Stated goal
Copy all the entries below exactly, but not the pictures.

Stored records
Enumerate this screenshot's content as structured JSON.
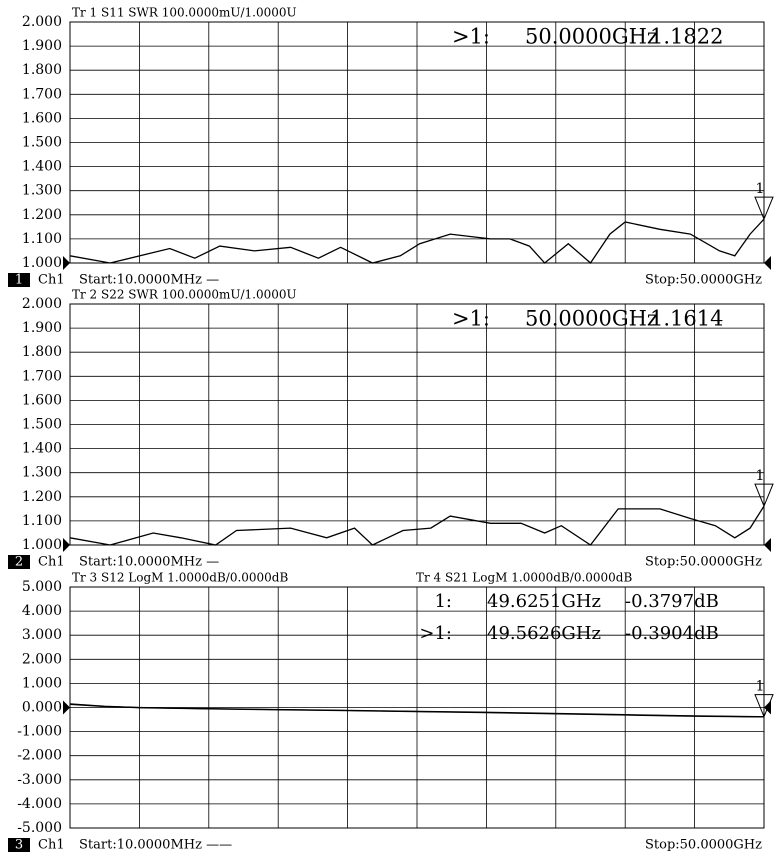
{
  "chart_data": [
    {
      "type": "line",
      "headers": [
        "Tr 1  S11 SWR 100.0000mU/1.0000U"
      ],
      "markers": [
        {
          "label": ">1:",
          "frequency": "50.0000GHz",
          "value": "1.1822"
        }
      ],
      "marker_symbol": "1",
      "channel_number": "1",
      "channel": "Ch1",
      "start": "Start:10.0000MHz —",
      "stop": "Stop:50.0000GHz",
      "xlim": [
        0.01,
        50
      ],
      "ylim": [
        1,
        2
      ],
      "grid": true,
      "yticks": [
        {
          "value": 2,
          "label": "2.000"
        },
        {
          "value": 1.9,
          "label": "1.900"
        },
        {
          "value": 1.8,
          "label": "1.800"
        },
        {
          "value": 1.7,
          "label": "1.700"
        },
        {
          "value": 1.6,
          "label": "1.600"
        },
        {
          "value": 1.5,
          "label": "1.500"
        },
        {
          "value": 1.4,
          "label": "1.400"
        },
        {
          "value": 1.3,
          "label": "1.300"
        },
        {
          "value": 1.2,
          "label": "1.200"
        },
        {
          "value": 1.1,
          "label": "1.100"
        },
        {
          "value": 1,
          "label": "1.000"
        }
      ],
      "series": [
        {
          "color": "#000000",
          "x": [
            0.01,
            2.9,
            7.2,
            9.0,
            10.8,
            13.3,
            15.9,
            17.9,
            19.5,
            21.8,
            23.8,
            25.2,
            27.4,
            30.3,
            31.7,
            33.1,
            34.2,
            35.9,
            37.5,
            38.9,
            40.0,
            42.5,
            44.7,
            46.8,
            47.9,
            49.0,
            50
          ],
          "values": [
            1.03,
            1.0,
            1.06,
            1.02,
            1.07,
            1.05,
            1.065,
            1.02,
            1.065,
            1.0,
            1.03,
            1.08,
            1.12,
            1.1,
            1.1,
            1.07,
            1.0,
            1.08,
            1.0,
            1.12,
            1.17,
            1.14,
            1.12,
            1.05,
            1.03,
            1.12,
            1.1822
          ]
        }
      ]
    },
    {
      "type": "line",
      "headers": [
        "Tr 2  S22 SWR 100.0000mU/1.0000U"
      ],
      "markers": [
        {
          "label": ">1:",
          "frequency": "50.0000GHz",
          "value": "1.1614"
        }
      ],
      "marker_symbol": "1",
      "channel_number": "2",
      "channel": "Ch1",
      "start": "Start:10.0000MHz —",
      "stop": "Stop:50.0000GHz",
      "xlim": [
        0.01,
        50
      ],
      "ylim": [
        1,
        2
      ],
      "grid": true,
      "yticks": [
        {
          "value": 2,
          "label": "2.000"
        },
        {
          "value": 1.9,
          "label": "1.900"
        },
        {
          "value": 1.8,
          "label": "1.800"
        },
        {
          "value": 1.7,
          "label": "1.700"
        },
        {
          "value": 1.6,
          "label": "1.600"
        },
        {
          "value": 1.5,
          "label": "1.500"
        },
        {
          "value": 1.4,
          "label": "1.400"
        },
        {
          "value": 1.3,
          "label": "1.300"
        },
        {
          "value": 1.2,
          "label": "1.200"
        },
        {
          "value": 1.1,
          "label": "1.100"
        },
        {
          "value": 1,
          "label": "1.000"
        }
      ],
      "series": [
        {
          "color": "#000000",
          "x": [
            0.01,
            2.9,
            6.0,
            8.0,
            10.5,
            12.0,
            15.9,
            18.5,
            20.5,
            21.8,
            24.0,
            26.0,
            27.4,
            30.3,
            32.5,
            34.2,
            35.4,
            37.5,
            39.5,
            42.5,
            44.7,
            46.5,
            47.9,
            49.0,
            50
          ],
          "values": [
            1.03,
            1.0,
            1.05,
            1.03,
            1.0,
            1.06,
            1.07,
            1.03,
            1.07,
            1.0,
            1.06,
            1.07,
            1.12,
            1.09,
            1.09,
            1.05,
            1.08,
            1.0,
            1.15,
            1.15,
            1.11,
            1.08,
            1.03,
            1.07,
            1.1614
          ]
        }
      ]
    },
    {
      "type": "line",
      "headers": [
        "Tr 3  S12 LogM 1.0000dB/0.0000dB",
        "Tr 4  S21 LogM 1.0000dB/0.0000dB"
      ],
      "markers": [
        {
          "label": "1:",
          "frequency": "49.6251GHz",
          "value": "-0.3797dB"
        },
        {
          "label": ">1:",
          "frequency": "49.5626GHz",
          "value": "-0.3904dB"
        }
      ],
      "marker_symbol": "1",
      "channel_number": "3",
      "channel": "Ch1",
      "start": "Start:10.0000MHz ——",
      "stop": "Stop:50.0000GHz",
      "xlim": [
        0.01,
        50
      ],
      "ylim": [
        -5,
        5
      ],
      "grid": true,
      "yticks": [
        {
          "value": 5,
          "label": "5.000"
        },
        {
          "value": 4,
          "label": "4.000"
        },
        {
          "value": 3,
          "label": "3.000"
        },
        {
          "value": 2,
          "label": "2.000"
        },
        {
          "value": 1,
          "label": "1.000"
        },
        {
          "value": 0,
          "label": "0.000"
        },
        {
          "value": -1,
          "label": "-1.000"
        },
        {
          "value": -2,
          "label": "-2.000"
        },
        {
          "value": -3,
          "label": "-3.000"
        },
        {
          "value": -4,
          "label": "-4.000"
        },
        {
          "value": -5,
          "label": "-5.000"
        }
      ],
      "series": [
        {
          "color": "#000000",
          "x": [
            0.01,
            2.5,
            5,
            10,
            20,
            30,
            40,
            45,
            49.6,
            50
          ],
          "values": [
            0.15,
            0.05,
            0.0,
            -0.05,
            -0.12,
            -0.2,
            -0.3,
            -0.35,
            -0.38,
            -0.38
          ]
        },
        {
          "color": "#000000",
          "x": [
            0.01,
            2.5,
            5,
            10,
            20,
            30,
            40,
            45,
            49.6,
            50
          ],
          "values": [
            0.13,
            0.04,
            -0.01,
            -0.06,
            -0.13,
            -0.21,
            -0.31,
            -0.36,
            -0.39,
            -0.39
          ]
        }
      ]
    }
  ]
}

Response to this exercise
Enumerate this screenshot's content as structured JSON.
{
  "chart_data": [
    {
      "type": "line",
      "headers": [
        "Tr 1  S11 SWR 100.0000mU/1.0000U"
      ],
      "markers": [
        {
          "label": ">1:",
          "frequency": "50.0000GHz",
          "value": "1.1822"
        }
      ],
      "marker_symbol": "1",
      "channel_number": "1",
      "channel": "Ch1",
      "start": "Start:10.0000MHz —",
      "stop": "Stop:50.0000GHz",
      "xlim": [
        0.01,
        50
      ],
      "ylim": [
        1,
        2
      ],
      "grid": true,
      "yticks": [
        {
          "value": 2,
          "label": "2.000"
        },
        {
          "value": 1.9,
          "label": "1.900"
        },
        {
          "value": 1.8,
          "label": "1.800"
        },
        {
          "value": 1.7,
          "label": "1.700"
        },
        {
          "value": 1.6,
          "label": "1.600"
        },
        {
          "value": 1.5,
          "label": "1.500"
        },
        {
          "value": 1.4,
          "label": "1.400"
        },
        {
          "value": 1.3,
          "label": "1.300"
        },
        {
          "value": 1.2,
          "label": "1.200"
        },
        {
          "value": 1.1,
          "label": "1.100"
        },
        {
          "value": 1,
          "label": "1.000"
        }
      ],
      "series": [
        {
          "color": "#000000",
          "x": [
            0.01,
            2.9,
            7.2,
            9.0,
            10.8,
            13.3,
            15.9,
            17.9,
            19.5,
            21.8,
            23.8,
            25.2,
            27.4,
            30.3,
            31.7,
            33.1,
            34.2,
            35.9,
            37.5,
            38.9,
            40.0,
            42.5,
            44.7,
            46.8,
            47.9,
            49.0,
            50
          ],
          "values": [
            1.03,
            1.0,
            1.06,
            1.02,
            1.07,
            1.05,
            1.065,
            1.02,
            1.065,
            1.0,
            1.03,
            1.08,
            1.12,
            1.1,
            1.1,
            1.07,
            1.0,
            1.08,
            1.0,
            1.12,
            1.17,
            1.14,
            1.12,
            1.05,
            1.03,
            1.12,
            1.1822
          ]
        }
      ]
    },
    {
      "type": "line",
      "headers": [
        "Tr 2  S22 SWR 100.0000mU/1.0000U"
      ],
      "markers": [
        {
          "label": ">1:",
          "frequency": "50.0000GHz",
          "value": "1.1614"
        }
      ],
      "marker_symbol": "1",
      "channel_number": "2",
      "channel": "Ch1",
      "start": "Start:10.0000MHz —",
      "stop": "Stop:50.0000GHz",
      "xlim": [
        0.01,
        50
      ],
      "ylim": [
        1,
        2
      ],
      "grid": true,
      "yticks": [
        {
          "value": 2,
          "label": "2.000"
        },
        {
          "value": 1.9,
          "label": "1.900"
        },
        {
          "value": 1.8,
          "label": "1.800"
        },
        {
          "value": 1.7,
          "label": "1.700"
        },
        {
          "value": 1.6,
          "label": "1.600"
        },
        {
          "value": 1.5,
          "label": "1.500"
        },
        {
          "value": 1.4,
          "label": "1.400"
        },
        {
          "value": 1.3,
          "label": "1.300"
        },
        {
          "value": 1.2,
          "label": "1.200"
        },
        {
          "value": 1.1,
          "label": "1.100"
        },
        {
          "value": 1,
          "label": "1.000"
        }
      ],
      "series": [
        {
          "color": "#000000",
          "x": [
            0.01,
            2.9,
            6.0,
            8.0,
            10.5,
            12.0,
            15.9,
            18.5,
            20.5,
            21.8,
            24.0,
            26.0,
            27.4,
            30.3,
            32.5,
            34.2,
            35.4,
            37.5,
            39.5,
            42.5,
            44.7,
            46.5,
            47.9,
            49.0,
            50
          ],
          "values": [
            1.03,
            1.0,
            1.05,
            1.03,
            1.0,
            1.06,
            1.07,
            1.03,
            1.07,
            1.0,
            1.06,
            1.07,
            1.12,
            1.09,
            1.09,
            1.05,
            1.08,
            1.0,
            1.15,
            1.15,
            1.11,
            1.08,
            1.03,
            1.07,
            1.1614
          ]
        }
      ]
    },
    {
      "type": "line",
      "headers": [
        "Tr 3  S12 LogM 1.0000dB/0.0000dB",
        "Tr 4  S21 LogM 1.0000dB/0.0000dB"
      ],
      "markers": [
        {
          "label": "1:",
          "frequency": "49.6251GHz",
          "value": "-0.3797dB"
        },
        {
          "label": ">1:",
          "frequency": "49.5626GHz",
          "value": "-0.3904dB"
        }
      ],
      "marker_symbol": "1",
      "channel_number": "3",
      "channel": "Ch1",
      "start": "Start:10.0000MHz ——",
      "stop": "Stop:50.0000GHz",
      "xlim": [
        0.01,
        50
      ],
      "ylim": [
        -5,
        5
      ],
      "grid": true,
      "yticks": [
        {
          "value": 5,
          "label": "5.000"
        },
        {
          "value": 4,
          "label": "4.000"
        },
        {
          "value": 3,
          "label": "3.000"
        },
        {
          "value": 2,
          "label": "2.000"
        },
        {
          "value": 1,
          "label": "1.000"
        },
        {
          "value": 0,
          "label": "0.000"
        },
        {
          "value": -1,
          "label": "-1.000"
        },
        {
          "value": -2,
          "label": "-2.000"
        },
        {
          "value": -3,
          "label": "-3.000"
        },
        {
          "value": -4,
          "label": "-4.000"
        },
        {
          "value": -5,
          "label": "-5.000"
        }
      ],
      "series": [
        {
          "color": "#000000",
          "x": [
            0.01,
            2.5,
            5,
            10,
            20,
            30,
            40,
            45,
            49.6,
            50
          ],
          "values": [
            0.15,
            0.05,
            0.0,
            -0.05,
            -0.12,
            -0.2,
            -0.3,
            -0.35,
            -0.38,
            -0.38
          ]
        },
        {
          "color": "#000000",
          "x": [
            0.01,
            2.5,
            5,
            10,
            20,
            30,
            40,
            45,
            49.6,
            50
          ],
          "values": [
            0.13,
            0.04,
            -0.01,
            -0.06,
            -0.13,
            -0.21,
            -0.31,
            -0.36,
            -0.39,
            -0.39
          ]
        }
      ]
    }
  ]
}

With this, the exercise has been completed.